◆ TASK TO COMPLETE
Go through each line of the records below and count those with the word "name". Give only the count.

---- SUPPLIED DATA

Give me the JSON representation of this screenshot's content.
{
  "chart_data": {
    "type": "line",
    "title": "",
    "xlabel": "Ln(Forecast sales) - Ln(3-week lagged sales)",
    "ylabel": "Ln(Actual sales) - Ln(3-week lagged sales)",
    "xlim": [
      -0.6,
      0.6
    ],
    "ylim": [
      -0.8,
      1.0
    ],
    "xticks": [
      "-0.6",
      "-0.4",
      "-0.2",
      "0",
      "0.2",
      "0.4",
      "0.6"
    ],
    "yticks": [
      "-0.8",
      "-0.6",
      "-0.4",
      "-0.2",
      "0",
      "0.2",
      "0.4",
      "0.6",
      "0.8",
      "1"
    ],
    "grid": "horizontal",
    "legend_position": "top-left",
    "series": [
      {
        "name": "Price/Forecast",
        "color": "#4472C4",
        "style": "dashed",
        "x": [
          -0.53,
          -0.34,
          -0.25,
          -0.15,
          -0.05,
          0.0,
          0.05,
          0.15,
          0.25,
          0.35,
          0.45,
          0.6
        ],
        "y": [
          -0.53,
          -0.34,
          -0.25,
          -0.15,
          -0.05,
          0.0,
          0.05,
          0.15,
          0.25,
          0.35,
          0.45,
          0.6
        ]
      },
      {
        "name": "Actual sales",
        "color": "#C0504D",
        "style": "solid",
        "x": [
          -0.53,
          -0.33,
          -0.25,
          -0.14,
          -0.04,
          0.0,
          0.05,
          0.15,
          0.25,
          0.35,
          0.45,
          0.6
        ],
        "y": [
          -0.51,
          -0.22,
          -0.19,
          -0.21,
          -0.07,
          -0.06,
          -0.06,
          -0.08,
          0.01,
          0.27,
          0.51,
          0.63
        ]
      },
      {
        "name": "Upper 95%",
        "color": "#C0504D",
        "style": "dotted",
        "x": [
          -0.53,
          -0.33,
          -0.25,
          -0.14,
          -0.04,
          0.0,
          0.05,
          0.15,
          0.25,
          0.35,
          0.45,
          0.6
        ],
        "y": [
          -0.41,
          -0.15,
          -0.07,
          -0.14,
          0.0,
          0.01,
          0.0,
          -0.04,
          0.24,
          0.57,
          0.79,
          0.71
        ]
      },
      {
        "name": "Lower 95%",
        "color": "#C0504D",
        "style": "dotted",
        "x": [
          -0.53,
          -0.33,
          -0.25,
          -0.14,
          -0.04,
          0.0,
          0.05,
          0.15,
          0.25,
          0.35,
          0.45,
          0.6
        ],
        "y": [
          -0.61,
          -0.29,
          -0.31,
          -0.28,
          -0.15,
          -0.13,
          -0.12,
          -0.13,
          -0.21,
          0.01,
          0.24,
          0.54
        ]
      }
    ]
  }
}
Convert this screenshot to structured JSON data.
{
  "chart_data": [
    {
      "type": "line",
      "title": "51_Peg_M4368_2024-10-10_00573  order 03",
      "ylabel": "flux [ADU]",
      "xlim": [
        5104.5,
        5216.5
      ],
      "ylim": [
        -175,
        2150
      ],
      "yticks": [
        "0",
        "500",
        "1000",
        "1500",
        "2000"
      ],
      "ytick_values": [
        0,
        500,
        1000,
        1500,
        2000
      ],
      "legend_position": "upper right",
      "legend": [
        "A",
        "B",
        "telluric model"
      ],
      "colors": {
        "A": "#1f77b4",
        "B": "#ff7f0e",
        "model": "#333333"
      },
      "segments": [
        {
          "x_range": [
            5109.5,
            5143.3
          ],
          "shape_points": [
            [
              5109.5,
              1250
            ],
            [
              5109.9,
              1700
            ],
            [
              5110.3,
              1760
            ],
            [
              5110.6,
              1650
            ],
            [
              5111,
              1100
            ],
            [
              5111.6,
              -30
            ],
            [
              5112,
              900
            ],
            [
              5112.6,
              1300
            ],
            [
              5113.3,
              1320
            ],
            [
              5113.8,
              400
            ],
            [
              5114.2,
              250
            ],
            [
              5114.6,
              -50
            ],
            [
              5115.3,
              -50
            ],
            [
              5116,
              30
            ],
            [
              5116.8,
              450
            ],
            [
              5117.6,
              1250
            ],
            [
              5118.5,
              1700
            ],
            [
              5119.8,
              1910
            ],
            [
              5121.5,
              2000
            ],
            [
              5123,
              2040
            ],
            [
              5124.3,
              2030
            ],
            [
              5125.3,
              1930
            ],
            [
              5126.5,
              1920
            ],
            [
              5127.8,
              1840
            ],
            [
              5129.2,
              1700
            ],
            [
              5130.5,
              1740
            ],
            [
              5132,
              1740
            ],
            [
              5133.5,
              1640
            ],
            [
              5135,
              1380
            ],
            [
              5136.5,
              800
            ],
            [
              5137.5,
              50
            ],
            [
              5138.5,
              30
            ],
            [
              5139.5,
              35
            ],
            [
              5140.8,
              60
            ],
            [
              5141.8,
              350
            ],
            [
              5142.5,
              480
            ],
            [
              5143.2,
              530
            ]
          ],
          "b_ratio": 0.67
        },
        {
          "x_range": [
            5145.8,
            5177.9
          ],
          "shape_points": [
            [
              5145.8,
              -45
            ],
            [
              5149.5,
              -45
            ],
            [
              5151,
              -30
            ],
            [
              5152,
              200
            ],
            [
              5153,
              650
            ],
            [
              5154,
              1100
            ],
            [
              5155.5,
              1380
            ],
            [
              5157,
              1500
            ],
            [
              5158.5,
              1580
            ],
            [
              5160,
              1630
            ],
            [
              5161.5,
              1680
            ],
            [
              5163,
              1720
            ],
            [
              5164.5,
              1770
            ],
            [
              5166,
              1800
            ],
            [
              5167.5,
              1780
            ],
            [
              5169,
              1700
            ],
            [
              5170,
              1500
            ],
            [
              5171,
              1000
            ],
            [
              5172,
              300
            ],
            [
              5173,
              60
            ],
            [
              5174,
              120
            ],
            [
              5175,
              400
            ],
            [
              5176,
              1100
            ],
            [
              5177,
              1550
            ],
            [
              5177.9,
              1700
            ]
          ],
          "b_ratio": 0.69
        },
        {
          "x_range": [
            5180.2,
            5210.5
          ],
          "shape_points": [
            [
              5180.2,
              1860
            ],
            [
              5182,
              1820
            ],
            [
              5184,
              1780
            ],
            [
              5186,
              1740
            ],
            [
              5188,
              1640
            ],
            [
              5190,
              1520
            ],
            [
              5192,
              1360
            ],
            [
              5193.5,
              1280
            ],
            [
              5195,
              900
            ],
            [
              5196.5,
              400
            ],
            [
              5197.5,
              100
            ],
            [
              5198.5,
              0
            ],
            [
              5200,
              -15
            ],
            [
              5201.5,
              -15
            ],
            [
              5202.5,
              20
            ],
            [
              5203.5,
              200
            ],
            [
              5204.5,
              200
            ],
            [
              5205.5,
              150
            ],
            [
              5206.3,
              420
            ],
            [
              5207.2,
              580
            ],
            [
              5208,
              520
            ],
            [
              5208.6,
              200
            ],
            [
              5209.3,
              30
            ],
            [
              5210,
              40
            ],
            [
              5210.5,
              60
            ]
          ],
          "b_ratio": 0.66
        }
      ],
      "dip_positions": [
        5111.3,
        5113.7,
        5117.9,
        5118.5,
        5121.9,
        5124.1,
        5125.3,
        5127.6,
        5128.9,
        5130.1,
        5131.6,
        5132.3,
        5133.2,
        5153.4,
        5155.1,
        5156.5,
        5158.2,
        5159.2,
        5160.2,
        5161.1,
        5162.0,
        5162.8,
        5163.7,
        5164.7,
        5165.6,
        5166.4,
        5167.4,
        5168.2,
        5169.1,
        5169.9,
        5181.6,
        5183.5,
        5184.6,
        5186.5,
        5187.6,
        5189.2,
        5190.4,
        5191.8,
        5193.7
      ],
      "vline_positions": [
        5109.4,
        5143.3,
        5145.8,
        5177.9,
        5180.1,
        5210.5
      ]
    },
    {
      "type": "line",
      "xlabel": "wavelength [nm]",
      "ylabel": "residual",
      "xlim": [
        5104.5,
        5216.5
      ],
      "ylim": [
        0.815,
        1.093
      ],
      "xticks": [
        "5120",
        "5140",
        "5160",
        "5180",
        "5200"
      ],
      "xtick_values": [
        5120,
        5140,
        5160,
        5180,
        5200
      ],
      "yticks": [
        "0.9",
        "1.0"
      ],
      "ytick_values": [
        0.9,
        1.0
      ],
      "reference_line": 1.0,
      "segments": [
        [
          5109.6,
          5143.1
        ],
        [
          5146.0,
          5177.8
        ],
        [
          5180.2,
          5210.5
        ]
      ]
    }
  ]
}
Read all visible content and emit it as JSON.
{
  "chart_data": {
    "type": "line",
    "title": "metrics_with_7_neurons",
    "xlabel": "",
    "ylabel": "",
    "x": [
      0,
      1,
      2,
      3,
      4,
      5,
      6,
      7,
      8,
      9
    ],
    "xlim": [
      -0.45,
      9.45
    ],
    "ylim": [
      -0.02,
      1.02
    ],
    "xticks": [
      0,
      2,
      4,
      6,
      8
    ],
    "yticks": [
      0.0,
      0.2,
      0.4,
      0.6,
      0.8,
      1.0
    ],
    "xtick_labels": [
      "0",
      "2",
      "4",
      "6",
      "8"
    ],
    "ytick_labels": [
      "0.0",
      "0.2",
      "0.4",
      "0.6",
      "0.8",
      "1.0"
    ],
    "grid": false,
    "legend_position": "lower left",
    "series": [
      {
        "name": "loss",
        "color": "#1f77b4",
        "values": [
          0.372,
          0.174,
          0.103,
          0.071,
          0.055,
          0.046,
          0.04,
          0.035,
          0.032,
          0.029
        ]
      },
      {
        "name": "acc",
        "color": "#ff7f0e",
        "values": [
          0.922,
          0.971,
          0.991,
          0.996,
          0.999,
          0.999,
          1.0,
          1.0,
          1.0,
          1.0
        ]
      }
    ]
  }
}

--------

◆ WRITTEN RESPONSE
6